PROBLEM STATEMENT: Pull out every line in the data that has the string "text" in it.

Recorded data:
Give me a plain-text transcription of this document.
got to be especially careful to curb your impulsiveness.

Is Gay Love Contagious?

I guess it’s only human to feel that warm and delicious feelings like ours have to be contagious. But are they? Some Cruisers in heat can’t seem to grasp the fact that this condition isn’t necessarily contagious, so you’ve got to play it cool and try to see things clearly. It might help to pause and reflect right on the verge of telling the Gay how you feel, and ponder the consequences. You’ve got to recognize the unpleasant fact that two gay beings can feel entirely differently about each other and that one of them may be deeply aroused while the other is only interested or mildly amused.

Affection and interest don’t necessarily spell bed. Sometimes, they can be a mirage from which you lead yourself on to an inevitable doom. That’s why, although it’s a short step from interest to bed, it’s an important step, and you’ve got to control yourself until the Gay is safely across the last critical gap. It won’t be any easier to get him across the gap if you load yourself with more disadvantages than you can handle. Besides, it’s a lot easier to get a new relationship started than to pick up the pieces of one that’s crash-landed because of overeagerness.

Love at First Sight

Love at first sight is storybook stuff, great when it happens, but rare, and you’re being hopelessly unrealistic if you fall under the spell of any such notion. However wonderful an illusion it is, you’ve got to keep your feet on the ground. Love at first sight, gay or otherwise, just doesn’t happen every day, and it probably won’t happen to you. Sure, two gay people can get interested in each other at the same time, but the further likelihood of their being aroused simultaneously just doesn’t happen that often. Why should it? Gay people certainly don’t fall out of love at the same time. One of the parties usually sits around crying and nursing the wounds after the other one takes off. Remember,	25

* * *

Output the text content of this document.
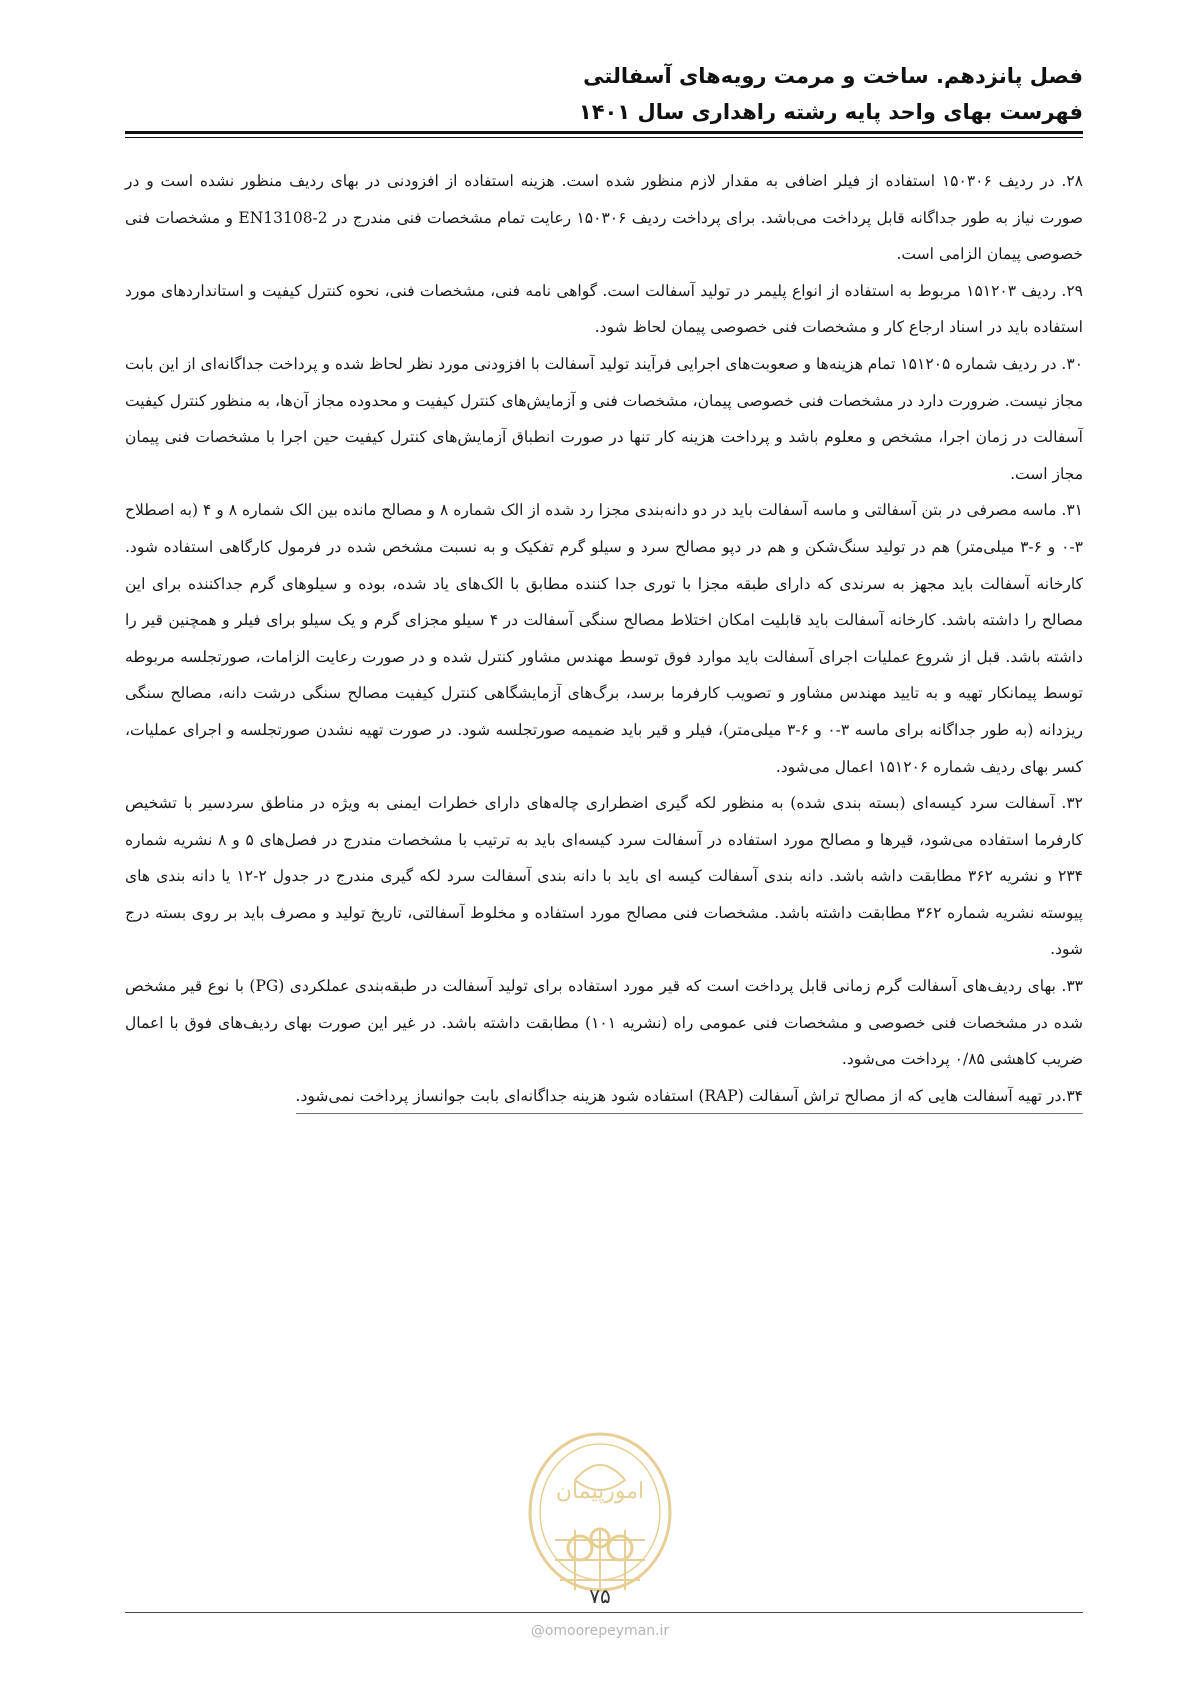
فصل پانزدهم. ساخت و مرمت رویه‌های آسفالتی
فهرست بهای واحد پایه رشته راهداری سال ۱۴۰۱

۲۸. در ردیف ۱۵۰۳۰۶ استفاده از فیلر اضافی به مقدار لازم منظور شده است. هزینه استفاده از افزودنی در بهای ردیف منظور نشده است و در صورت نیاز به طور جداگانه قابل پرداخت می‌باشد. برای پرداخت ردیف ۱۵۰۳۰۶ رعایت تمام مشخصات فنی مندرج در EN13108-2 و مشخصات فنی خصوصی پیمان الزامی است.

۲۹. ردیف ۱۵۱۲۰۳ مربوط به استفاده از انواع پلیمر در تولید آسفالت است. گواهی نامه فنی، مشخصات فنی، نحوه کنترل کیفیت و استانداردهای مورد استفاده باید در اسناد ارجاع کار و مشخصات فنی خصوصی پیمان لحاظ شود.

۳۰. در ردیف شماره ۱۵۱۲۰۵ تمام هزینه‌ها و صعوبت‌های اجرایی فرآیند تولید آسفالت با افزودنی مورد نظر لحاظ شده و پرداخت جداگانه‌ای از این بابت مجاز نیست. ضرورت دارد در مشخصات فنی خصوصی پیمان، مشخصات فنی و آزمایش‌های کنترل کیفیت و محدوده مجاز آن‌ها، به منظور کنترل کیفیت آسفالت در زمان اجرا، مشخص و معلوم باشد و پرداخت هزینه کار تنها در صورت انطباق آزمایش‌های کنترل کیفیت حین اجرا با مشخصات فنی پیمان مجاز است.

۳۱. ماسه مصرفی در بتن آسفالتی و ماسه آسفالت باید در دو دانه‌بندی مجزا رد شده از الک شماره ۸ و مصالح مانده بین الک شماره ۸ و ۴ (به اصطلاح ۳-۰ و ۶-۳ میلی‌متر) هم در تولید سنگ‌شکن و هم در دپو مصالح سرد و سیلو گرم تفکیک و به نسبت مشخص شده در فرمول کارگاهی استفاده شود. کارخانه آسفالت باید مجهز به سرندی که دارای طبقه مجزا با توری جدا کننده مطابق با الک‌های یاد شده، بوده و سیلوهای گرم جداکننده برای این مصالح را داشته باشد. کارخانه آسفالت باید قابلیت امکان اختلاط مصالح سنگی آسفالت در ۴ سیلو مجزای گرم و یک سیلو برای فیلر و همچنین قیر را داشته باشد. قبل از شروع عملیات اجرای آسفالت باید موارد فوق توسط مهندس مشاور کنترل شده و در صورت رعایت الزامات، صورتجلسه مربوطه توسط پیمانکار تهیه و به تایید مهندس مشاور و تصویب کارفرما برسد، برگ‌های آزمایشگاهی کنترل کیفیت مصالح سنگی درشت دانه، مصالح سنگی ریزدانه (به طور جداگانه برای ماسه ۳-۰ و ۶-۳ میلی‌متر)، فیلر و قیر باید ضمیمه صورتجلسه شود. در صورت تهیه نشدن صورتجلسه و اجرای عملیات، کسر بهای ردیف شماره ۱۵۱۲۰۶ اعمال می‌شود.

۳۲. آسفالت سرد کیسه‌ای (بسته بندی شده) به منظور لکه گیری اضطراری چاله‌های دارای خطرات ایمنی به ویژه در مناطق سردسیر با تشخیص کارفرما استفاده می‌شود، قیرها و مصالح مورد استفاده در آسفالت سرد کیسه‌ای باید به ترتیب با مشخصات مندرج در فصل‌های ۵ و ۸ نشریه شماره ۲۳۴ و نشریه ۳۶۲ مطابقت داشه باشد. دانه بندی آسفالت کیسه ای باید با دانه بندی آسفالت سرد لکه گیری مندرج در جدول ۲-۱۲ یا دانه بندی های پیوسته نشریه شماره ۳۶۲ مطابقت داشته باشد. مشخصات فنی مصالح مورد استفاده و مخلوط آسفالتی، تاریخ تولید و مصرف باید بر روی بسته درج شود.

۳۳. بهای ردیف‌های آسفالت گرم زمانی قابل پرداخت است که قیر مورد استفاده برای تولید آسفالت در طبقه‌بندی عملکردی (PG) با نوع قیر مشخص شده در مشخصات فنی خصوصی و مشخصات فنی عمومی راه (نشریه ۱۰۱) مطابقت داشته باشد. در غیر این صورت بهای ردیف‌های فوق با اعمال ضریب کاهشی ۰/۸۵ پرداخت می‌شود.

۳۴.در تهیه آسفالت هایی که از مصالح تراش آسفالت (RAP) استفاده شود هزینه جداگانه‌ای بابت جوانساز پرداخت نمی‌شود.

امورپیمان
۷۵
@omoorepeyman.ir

* * *

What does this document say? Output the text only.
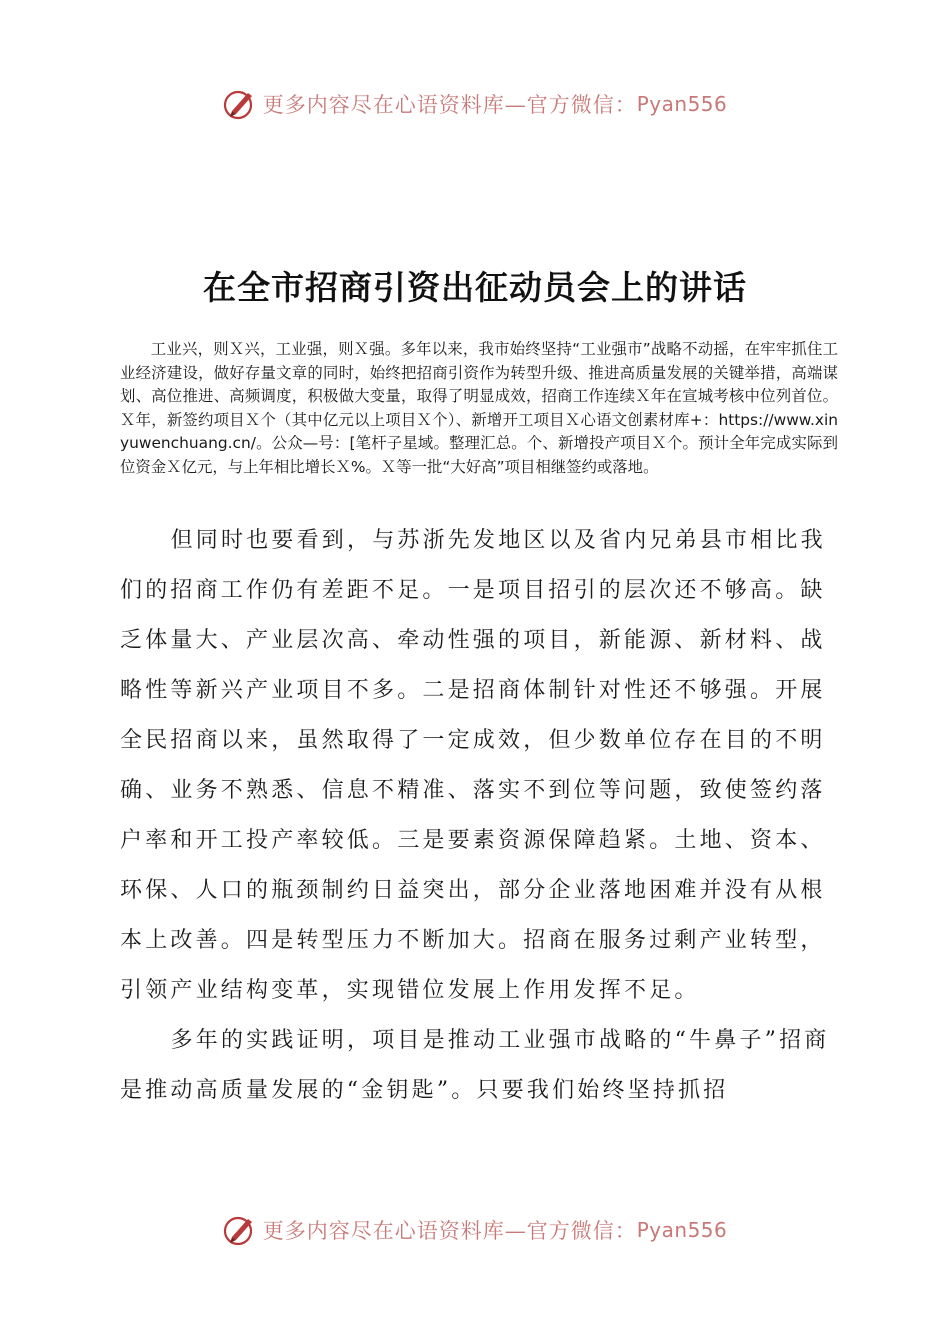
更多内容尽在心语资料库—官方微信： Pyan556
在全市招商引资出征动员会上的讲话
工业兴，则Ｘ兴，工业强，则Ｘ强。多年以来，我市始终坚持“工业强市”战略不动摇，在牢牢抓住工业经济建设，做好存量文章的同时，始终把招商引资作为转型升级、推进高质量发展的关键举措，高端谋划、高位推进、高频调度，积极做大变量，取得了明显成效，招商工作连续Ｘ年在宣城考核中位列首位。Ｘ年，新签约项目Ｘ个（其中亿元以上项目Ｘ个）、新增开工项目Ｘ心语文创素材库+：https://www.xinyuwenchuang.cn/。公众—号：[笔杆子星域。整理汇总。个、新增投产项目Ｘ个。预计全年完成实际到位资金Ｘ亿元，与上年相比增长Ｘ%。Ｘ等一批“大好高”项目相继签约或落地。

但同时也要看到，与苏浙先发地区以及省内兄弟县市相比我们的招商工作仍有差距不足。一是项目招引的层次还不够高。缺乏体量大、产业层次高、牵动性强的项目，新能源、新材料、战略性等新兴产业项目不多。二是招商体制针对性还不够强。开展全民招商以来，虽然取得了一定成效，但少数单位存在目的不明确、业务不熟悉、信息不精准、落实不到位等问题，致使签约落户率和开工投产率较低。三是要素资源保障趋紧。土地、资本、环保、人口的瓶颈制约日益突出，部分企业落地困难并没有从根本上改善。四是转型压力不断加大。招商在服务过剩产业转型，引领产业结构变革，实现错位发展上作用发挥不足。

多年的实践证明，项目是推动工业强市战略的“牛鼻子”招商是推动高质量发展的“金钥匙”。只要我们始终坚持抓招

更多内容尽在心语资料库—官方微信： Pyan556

RESPONSE:
Give me a plain-text transcription of this document.
Output the text content of this document.
What does this document say? Output the text only.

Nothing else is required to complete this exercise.